Task description >> Your task is to repeat the entries exactly. Leave the pictures out.
— BEGIN —
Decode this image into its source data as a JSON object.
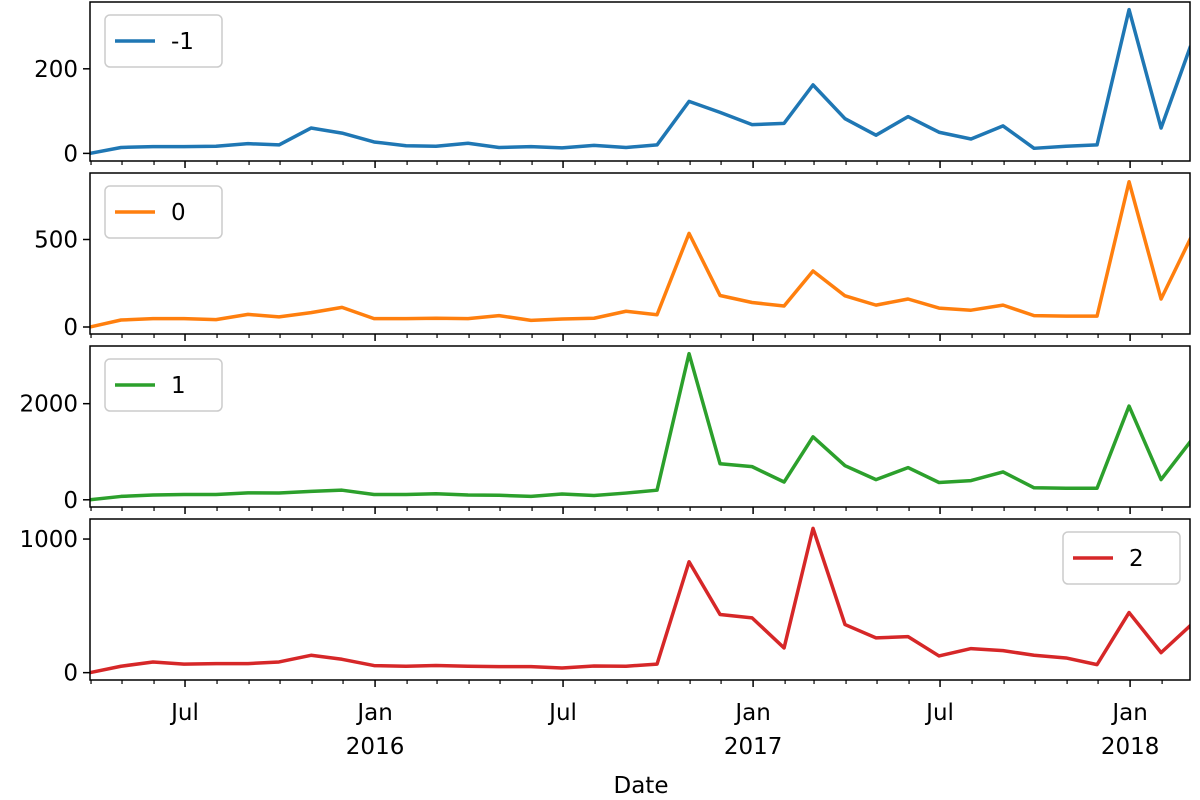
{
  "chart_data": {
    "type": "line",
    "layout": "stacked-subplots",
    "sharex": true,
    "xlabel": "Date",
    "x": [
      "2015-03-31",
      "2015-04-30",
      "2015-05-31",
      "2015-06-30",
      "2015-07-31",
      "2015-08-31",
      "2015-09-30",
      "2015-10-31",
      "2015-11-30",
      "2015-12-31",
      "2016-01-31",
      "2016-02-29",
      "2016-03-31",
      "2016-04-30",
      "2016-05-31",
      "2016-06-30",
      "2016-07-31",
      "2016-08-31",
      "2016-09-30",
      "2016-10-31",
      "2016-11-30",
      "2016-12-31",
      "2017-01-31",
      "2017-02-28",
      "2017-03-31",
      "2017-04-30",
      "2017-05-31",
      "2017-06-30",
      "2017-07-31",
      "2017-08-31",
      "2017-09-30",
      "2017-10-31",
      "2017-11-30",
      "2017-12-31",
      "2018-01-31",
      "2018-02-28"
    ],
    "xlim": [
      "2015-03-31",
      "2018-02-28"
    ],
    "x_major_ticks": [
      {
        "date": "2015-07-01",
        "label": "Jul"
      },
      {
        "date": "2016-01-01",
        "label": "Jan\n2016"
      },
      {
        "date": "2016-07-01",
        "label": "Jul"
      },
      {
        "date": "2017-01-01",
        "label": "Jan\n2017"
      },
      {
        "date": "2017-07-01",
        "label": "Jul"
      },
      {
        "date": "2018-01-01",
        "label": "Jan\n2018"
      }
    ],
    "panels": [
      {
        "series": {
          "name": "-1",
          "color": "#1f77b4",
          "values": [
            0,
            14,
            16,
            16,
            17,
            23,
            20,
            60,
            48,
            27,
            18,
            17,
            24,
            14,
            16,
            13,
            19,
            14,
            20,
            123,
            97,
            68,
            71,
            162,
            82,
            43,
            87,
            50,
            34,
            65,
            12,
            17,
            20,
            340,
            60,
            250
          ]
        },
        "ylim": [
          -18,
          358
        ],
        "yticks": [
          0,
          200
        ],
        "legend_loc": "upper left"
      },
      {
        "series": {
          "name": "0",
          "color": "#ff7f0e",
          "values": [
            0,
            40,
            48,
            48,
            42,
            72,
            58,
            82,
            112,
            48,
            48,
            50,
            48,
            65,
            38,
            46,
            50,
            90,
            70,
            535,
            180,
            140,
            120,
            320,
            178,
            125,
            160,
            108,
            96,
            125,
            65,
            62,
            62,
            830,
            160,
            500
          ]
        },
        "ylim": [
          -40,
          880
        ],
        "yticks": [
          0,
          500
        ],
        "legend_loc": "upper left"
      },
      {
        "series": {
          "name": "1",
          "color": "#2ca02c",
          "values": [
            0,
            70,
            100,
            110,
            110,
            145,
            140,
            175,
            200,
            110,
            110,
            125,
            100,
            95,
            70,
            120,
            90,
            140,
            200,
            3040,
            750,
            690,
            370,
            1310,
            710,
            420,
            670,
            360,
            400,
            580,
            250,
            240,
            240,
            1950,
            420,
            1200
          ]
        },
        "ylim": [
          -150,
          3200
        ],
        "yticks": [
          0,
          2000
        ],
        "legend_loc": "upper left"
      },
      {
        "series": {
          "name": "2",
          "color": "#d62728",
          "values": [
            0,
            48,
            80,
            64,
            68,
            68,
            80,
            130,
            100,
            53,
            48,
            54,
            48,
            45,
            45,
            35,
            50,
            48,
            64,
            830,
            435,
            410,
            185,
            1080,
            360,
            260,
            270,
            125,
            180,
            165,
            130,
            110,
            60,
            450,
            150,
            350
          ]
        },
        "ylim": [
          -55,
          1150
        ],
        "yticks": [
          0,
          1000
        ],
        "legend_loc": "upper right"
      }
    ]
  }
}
— END —
Solved exercise >>
Decode this image into its source data as a JSON object.
{
  "chart_data": {
    "type": "line",
    "layout": "stacked-subplots",
    "sharex": true,
    "xlabel": "Date",
    "x": [
      "2015-03-31",
      "2015-04-30",
      "2015-05-31",
      "2015-06-30",
      "2015-07-31",
      "2015-08-31",
      "2015-09-30",
      "2015-10-31",
      "2015-11-30",
      "2015-12-31",
      "2016-01-31",
      "2016-02-29",
      "2016-03-31",
      "2016-04-30",
      "2016-05-31",
      "2016-06-30",
      "2016-07-31",
      "2016-08-31",
      "2016-09-30",
      "2016-10-31",
      "2016-11-30",
      "2016-12-31",
      "2017-01-31",
      "2017-02-28",
      "2017-03-31",
      "2017-04-30",
      "2017-05-31",
      "2017-06-30",
      "2017-07-31",
      "2017-08-31",
      "2017-09-30",
      "2017-10-31",
      "2017-11-30",
      "2017-12-31",
      "2018-01-31",
      "2018-02-28"
    ],
    "xlim": [
      "2015-03-31",
      "2018-02-28"
    ],
    "x_major_ticks": [
      {
        "date": "2015-07-01",
        "label": "Jul"
      },
      {
        "date": "2016-01-01",
        "label": "Jan\n2016"
      },
      {
        "date": "2016-07-01",
        "label": "Jul"
      },
      {
        "date": "2017-01-01",
        "label": "Jan\n2017"
      },
      {
        "date": "2017-07-01",
        "label": "Jul"
      },
      {
        "date": "2018-01-01",
        "label": "Jan\n2018"
      }
    ],
    "panels": [
      {
        "series": {
          "name": "-1",
          "color": "#1f77b4",
          "values": [
            0,
            14,
            16,
            16,
            17,
            23,
            20,
            60,
            48,
            27,
            18,
            17,
            24,
            14,
            16,
            13,
            19,
            14,
            20,
            123,
            97,
            68,
            71,
            162,
            82,
            43,
            87,
            50,
            34,
            65,
            12,
            17,
            20,
            340,
            60,
            250
          ]
        },
        "ylim": [
          -18,
          358
        ],
        "yticks": [
          0,
          200
        ],
        "legend_loc": "upper left"
      },
      {
        "series": {
          "name": "0",
          "color": "#ff7f0e",
          "values": [
            0,
            40,
            48,
            48,
            42,
            72,
            58,
            82,
            112,
            48,
            48,
            50,
            48,
            65,
            38,
            46,
            50,
            90,
            70,
            535,
            180,
            140,
            120,
            320,
            178,
            125,
            160,
            108,
            96,
            125,
            65,
            62,
            62,
            830,
            160,
            500
          ]
        },
        "ylim": [
          -40,
          880
        ],
        "yticks": [
          0,
          500
        ],
        "legend_loc": "upper left"
      },
      {
        "series": {
          "name": "1",
          "color": "#2ca02c",
          "values": [
            0,
            70,
            100,
            110,
            110,
            145,
            140,
            175,
            200,
            110,
            110,
            125,
            100,
            95,
            70,
            120,
            90,
            140,
            200,
            3040,
            750,
            690,
            370,
            1310,
            710,
            420,
            670,
            360,
            400,
            580,
            250,
            240,
            240,
            1950,
            420,
            1200
          ]
        },
        "ylim": [
          -150,
          3200
        ],
        "yticks": [
          0,
          2000
        ],
        "legend_loc": "upper left"
      },
      {
        "series": {
          "name": "2",
          "color": "#d62728",
          "values": [
            0,
            48,
            80,
            64,
            68,
            68,
            80,
            130,
            100,
            53,
            48,
            54,
            48,
            45,
            45,
            35,
            50,
            48,
            64,
            830,
            435,
            410,
            185,
            1080,
            360,
            260,
            270,
            125,
            180,
            165,
            130,
            110,
            60,
            450,
            150,
            350
          ]
        },
        "ylim": [
          -55,
          1150
        ],
        "yticks": [
          0,
          1000
        ],
        "legend_loc": "upper right"
      }
    ]
  }
}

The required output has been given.